Source records:
-- BEGIN --

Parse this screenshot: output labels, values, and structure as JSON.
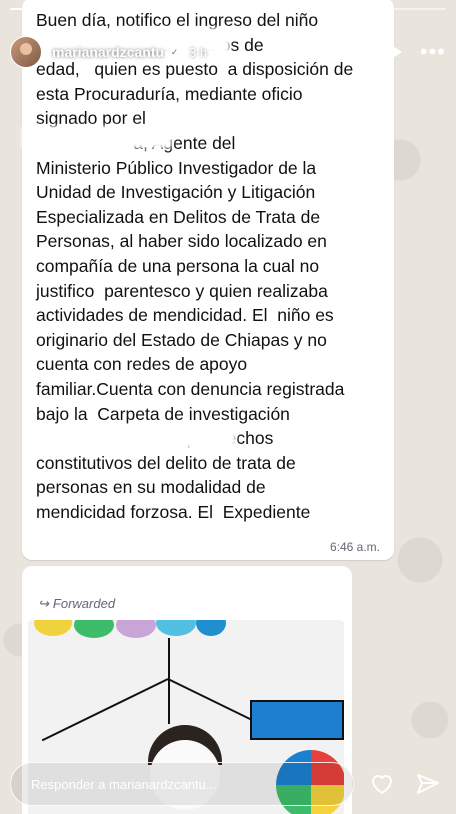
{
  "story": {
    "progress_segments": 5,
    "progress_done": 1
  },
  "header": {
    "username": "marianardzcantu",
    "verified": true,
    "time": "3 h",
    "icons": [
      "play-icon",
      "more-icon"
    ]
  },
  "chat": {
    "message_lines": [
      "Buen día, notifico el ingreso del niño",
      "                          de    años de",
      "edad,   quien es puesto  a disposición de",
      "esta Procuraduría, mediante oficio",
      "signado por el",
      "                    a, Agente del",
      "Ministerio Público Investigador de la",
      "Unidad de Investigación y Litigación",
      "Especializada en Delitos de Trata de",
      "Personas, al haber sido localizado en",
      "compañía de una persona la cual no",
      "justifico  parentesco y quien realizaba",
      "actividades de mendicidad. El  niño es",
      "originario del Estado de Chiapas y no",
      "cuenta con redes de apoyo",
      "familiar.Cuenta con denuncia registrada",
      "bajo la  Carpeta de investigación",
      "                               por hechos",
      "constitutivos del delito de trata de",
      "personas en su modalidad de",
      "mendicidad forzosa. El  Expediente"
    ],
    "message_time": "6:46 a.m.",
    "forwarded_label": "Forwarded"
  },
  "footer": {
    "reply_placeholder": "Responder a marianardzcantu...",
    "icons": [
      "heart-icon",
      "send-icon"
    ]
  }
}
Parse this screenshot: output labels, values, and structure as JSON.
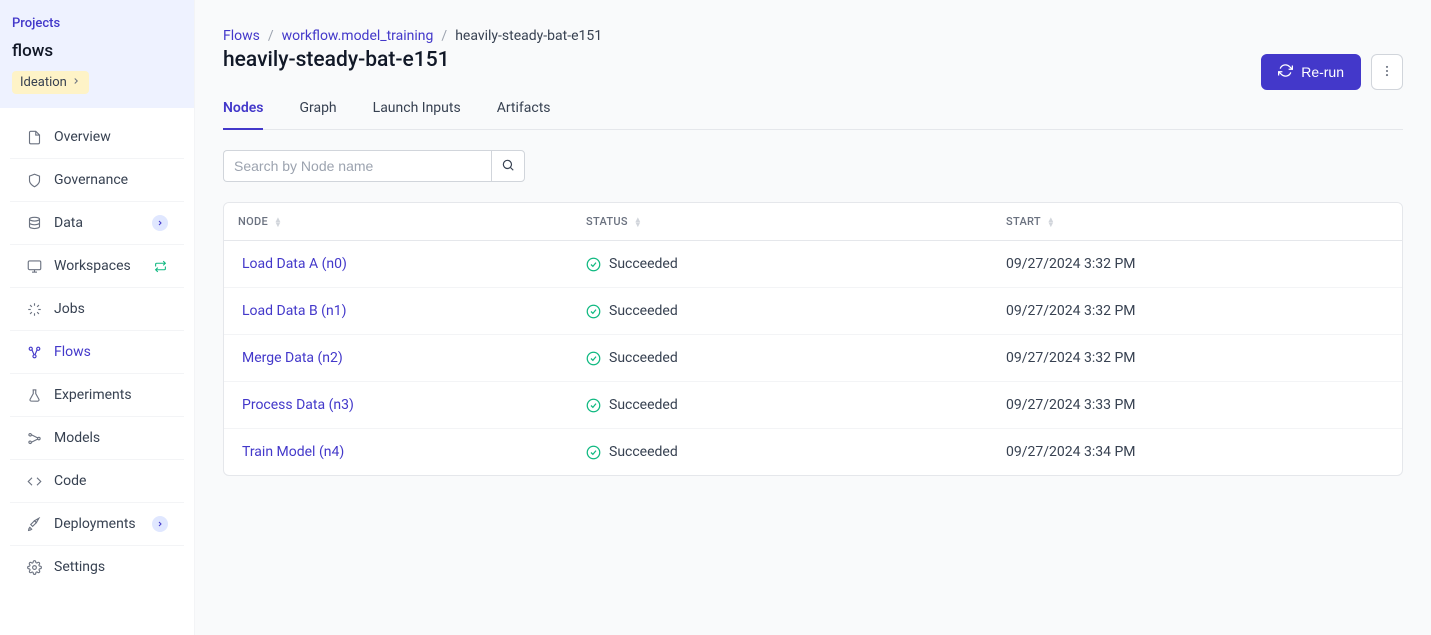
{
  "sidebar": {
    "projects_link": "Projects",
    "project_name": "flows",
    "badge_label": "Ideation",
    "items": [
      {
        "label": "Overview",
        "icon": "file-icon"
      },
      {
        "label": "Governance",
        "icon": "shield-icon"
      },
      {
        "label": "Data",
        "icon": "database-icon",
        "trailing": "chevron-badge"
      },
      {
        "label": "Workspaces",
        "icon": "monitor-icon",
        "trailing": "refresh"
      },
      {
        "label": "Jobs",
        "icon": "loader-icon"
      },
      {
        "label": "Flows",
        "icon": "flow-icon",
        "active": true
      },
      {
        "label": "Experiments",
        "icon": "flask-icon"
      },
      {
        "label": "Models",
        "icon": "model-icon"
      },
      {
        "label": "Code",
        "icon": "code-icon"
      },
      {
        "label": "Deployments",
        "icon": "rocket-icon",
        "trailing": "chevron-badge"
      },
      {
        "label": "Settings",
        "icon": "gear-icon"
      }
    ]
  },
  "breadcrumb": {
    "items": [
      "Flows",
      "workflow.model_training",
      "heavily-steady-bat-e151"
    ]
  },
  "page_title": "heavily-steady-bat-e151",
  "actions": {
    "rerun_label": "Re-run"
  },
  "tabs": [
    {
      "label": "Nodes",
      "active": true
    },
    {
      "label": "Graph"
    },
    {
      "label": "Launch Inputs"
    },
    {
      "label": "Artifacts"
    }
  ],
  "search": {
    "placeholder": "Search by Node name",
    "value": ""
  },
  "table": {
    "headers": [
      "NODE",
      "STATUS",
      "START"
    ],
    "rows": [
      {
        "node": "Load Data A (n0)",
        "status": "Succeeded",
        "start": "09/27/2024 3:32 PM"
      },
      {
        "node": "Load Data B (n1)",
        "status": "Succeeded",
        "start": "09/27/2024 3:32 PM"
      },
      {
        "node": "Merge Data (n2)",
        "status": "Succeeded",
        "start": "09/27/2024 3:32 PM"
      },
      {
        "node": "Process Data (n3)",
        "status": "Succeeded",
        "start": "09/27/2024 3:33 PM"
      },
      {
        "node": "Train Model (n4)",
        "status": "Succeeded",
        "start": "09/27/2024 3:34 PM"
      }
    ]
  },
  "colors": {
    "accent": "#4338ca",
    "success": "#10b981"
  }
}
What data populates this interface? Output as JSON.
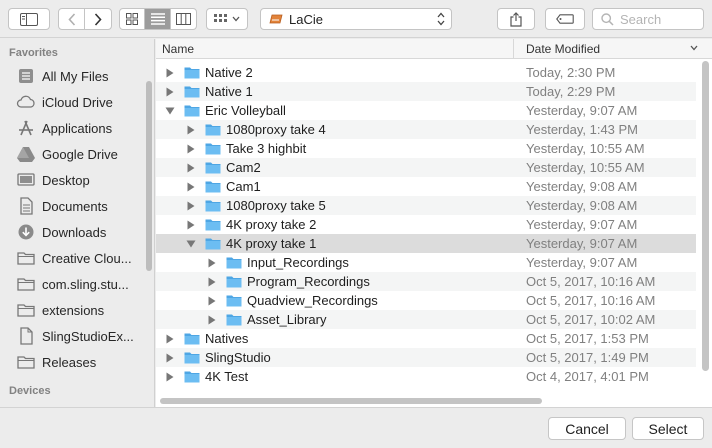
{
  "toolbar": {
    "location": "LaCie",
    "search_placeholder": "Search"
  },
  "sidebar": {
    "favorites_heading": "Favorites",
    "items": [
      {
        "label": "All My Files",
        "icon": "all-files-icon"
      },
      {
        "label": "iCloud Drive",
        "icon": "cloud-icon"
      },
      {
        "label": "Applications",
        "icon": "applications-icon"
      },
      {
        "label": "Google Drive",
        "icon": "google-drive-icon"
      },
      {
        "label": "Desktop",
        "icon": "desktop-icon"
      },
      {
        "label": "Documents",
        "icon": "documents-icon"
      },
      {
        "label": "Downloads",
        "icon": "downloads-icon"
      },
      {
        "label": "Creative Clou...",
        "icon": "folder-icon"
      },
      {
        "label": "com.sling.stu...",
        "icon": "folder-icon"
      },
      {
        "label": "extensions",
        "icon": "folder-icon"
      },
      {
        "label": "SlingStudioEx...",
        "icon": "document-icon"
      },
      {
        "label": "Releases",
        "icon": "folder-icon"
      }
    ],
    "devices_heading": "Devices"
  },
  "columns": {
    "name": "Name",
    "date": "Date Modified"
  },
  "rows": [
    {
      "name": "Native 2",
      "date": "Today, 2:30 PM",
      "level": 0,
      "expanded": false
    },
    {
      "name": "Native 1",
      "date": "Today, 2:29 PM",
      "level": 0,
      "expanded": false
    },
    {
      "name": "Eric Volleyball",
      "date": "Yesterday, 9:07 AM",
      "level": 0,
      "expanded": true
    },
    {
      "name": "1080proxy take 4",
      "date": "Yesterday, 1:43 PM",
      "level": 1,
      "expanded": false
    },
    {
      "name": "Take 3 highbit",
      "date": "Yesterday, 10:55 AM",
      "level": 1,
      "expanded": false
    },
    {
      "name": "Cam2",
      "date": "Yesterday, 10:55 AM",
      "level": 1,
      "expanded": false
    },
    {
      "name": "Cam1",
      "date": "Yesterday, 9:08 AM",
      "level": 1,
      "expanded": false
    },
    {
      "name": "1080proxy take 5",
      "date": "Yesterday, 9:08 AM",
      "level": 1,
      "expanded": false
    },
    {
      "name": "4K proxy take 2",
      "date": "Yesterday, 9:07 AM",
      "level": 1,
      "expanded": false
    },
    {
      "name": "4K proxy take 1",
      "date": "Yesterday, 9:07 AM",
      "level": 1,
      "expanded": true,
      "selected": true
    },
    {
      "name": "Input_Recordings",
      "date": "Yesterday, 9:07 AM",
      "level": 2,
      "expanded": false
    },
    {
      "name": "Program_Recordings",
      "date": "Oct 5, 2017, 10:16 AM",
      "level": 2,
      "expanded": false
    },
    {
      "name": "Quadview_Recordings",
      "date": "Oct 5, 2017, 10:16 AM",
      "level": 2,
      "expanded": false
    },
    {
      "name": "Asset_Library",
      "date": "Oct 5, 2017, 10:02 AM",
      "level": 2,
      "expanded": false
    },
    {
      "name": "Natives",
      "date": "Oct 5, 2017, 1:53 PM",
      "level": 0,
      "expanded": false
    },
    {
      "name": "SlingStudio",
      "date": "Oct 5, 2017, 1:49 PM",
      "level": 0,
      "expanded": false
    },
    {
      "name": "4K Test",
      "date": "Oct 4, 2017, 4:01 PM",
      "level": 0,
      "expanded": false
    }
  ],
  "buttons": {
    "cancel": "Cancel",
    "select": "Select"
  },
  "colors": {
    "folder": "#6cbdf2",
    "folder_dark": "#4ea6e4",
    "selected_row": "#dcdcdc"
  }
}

-- END --
-- BEGIN --

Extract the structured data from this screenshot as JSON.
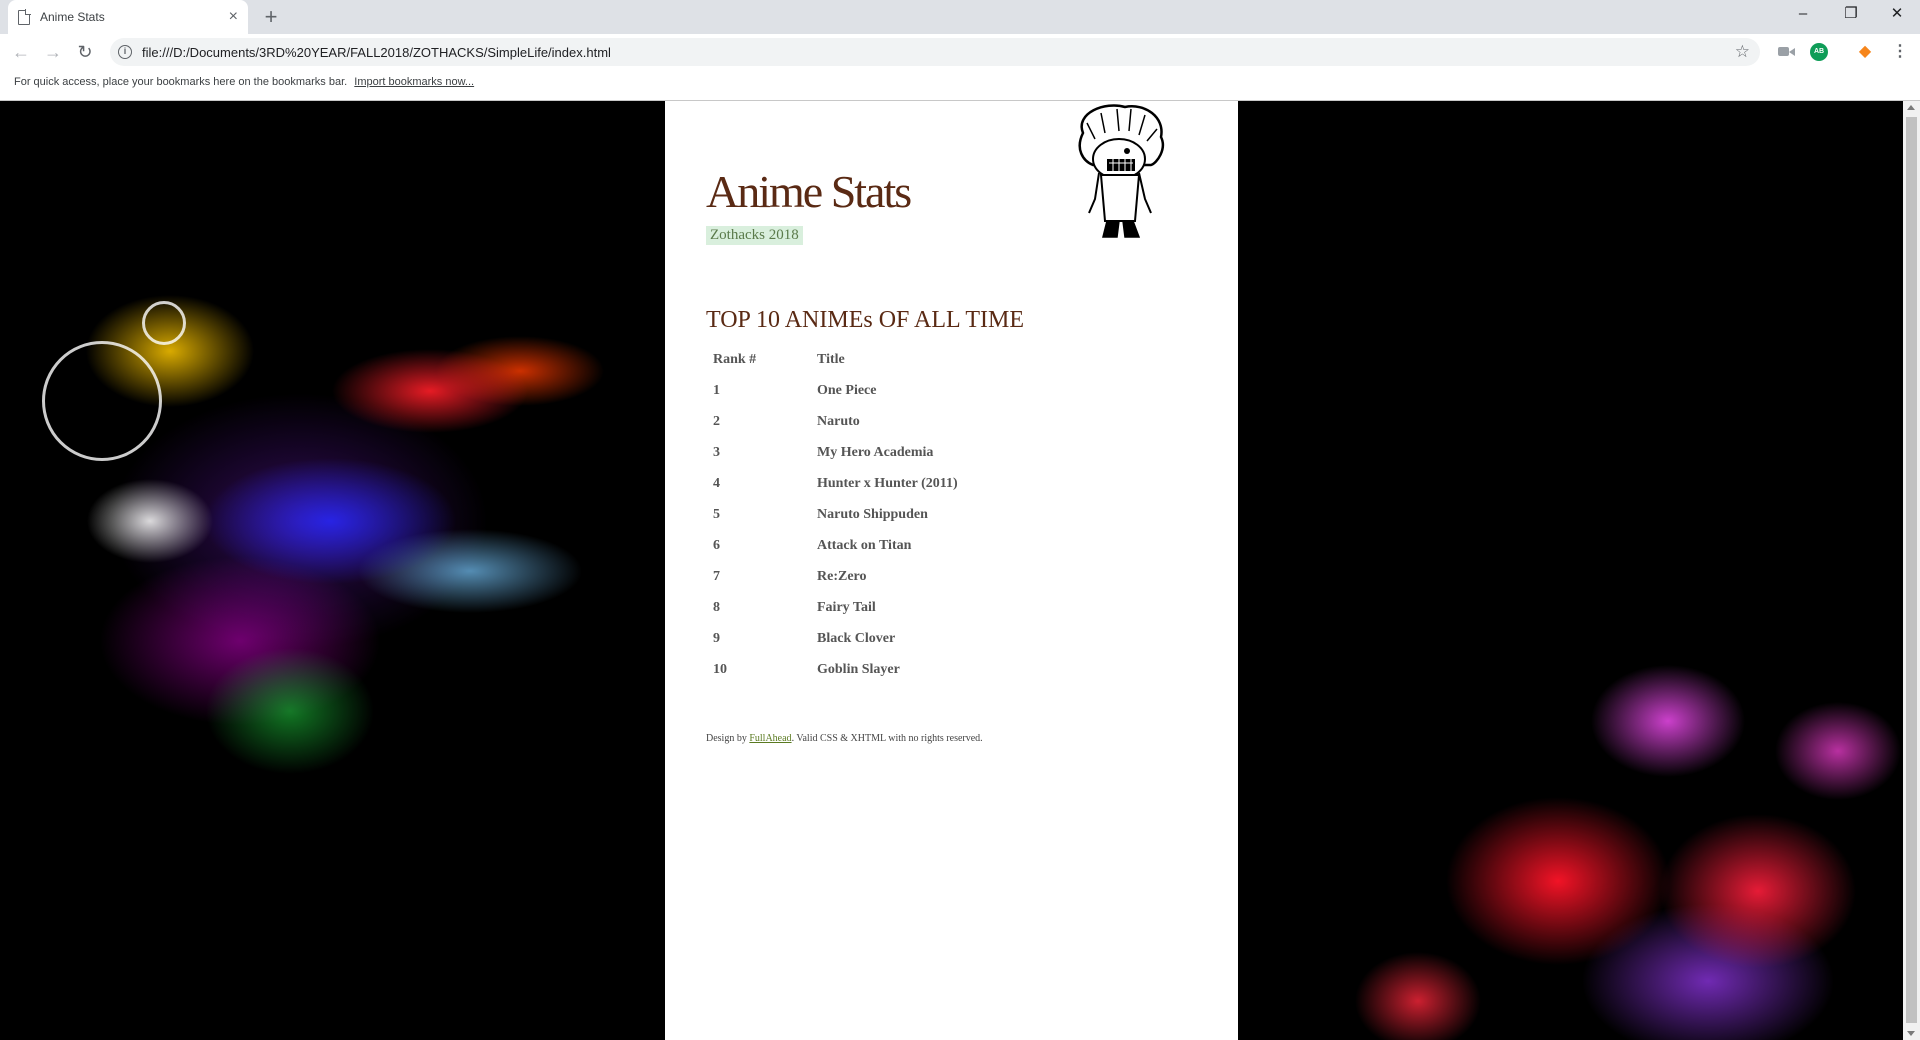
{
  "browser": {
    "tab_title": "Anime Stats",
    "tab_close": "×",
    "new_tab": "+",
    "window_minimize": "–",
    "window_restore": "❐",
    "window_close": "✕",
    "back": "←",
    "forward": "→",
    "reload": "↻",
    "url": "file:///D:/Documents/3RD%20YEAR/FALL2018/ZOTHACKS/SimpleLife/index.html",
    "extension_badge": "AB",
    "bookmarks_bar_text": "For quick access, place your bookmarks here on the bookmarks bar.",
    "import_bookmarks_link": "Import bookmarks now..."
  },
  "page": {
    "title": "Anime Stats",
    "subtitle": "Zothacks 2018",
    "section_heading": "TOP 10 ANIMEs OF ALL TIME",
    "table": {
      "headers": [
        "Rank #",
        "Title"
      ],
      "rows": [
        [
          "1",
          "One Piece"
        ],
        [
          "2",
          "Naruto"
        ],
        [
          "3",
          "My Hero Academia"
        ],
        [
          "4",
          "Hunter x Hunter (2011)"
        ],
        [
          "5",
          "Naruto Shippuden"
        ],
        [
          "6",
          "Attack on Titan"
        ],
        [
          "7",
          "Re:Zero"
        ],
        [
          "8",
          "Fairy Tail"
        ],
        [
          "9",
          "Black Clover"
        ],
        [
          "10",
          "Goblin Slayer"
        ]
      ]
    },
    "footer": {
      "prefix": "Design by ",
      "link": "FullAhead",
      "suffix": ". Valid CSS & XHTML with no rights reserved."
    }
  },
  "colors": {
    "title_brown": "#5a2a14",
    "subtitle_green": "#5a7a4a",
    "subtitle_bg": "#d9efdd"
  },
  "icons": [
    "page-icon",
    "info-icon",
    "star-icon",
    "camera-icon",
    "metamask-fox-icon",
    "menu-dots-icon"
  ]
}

-- END --

Problem requirements:
Using the entries above, return each line in which the word "heavily" occurs.

Reply:
      "heavily-steady-bat-e151"
  "page_title": "heavily-steady-bat-e151",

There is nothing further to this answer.